TASK GOAL. From the entries provided below, copy each line that contains the word "screenshot".

Figure record extracts
>> start
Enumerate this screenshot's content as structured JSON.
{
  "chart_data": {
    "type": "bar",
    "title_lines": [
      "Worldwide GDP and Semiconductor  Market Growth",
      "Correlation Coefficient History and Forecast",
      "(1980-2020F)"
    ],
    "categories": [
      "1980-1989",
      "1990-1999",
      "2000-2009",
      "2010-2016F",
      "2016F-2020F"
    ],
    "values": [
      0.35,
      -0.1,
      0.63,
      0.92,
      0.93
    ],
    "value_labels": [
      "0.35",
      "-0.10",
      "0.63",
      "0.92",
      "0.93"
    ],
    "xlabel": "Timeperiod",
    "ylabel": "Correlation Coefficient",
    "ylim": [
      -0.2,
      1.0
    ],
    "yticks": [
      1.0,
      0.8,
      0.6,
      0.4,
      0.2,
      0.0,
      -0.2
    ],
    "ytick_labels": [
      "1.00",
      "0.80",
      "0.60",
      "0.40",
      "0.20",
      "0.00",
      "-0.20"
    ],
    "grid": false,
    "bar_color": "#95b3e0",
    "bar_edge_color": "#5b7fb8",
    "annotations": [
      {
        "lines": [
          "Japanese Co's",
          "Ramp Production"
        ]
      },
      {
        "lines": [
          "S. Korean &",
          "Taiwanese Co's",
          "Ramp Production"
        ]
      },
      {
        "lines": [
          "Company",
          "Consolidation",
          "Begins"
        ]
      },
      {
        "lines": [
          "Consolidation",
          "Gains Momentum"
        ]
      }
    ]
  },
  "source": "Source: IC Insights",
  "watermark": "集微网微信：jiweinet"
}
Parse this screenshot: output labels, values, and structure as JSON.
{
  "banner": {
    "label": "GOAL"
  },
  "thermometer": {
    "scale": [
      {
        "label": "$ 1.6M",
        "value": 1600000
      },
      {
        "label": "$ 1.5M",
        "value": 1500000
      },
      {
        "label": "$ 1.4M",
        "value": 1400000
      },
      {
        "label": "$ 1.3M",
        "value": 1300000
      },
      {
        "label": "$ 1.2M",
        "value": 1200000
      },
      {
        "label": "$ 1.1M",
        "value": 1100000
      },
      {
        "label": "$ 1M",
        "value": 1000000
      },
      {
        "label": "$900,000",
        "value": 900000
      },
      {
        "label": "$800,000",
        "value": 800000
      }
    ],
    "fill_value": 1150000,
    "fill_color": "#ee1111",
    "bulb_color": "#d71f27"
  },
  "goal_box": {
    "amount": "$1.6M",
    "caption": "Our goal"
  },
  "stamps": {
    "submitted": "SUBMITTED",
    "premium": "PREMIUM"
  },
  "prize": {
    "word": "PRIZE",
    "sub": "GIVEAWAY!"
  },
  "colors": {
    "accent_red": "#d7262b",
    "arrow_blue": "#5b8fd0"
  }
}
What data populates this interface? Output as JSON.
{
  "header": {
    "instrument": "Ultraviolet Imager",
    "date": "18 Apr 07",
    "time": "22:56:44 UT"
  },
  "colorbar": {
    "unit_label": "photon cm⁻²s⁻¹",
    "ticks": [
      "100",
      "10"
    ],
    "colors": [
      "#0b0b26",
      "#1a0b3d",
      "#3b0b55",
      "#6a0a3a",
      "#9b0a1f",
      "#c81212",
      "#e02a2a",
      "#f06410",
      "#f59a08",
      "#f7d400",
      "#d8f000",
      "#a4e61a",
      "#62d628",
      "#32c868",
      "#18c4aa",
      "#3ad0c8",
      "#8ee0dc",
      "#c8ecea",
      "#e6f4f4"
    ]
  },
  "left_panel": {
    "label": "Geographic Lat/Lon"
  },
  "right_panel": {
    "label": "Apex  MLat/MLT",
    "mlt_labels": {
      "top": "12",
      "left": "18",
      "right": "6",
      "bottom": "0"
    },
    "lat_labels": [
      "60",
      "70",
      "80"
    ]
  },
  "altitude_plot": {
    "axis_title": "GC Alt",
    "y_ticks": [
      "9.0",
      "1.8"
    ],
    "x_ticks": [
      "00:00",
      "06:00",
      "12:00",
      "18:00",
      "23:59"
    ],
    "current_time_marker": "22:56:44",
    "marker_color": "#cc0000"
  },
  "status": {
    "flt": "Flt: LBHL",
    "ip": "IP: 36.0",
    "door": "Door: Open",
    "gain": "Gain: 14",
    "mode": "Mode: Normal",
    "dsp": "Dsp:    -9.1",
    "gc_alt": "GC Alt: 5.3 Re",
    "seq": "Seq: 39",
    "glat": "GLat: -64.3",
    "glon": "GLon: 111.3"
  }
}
>> end
REPLY.
Enumerate this screenshot's content as structured JSON.
Parse this screenshot: output labels, values, and structure as JSON.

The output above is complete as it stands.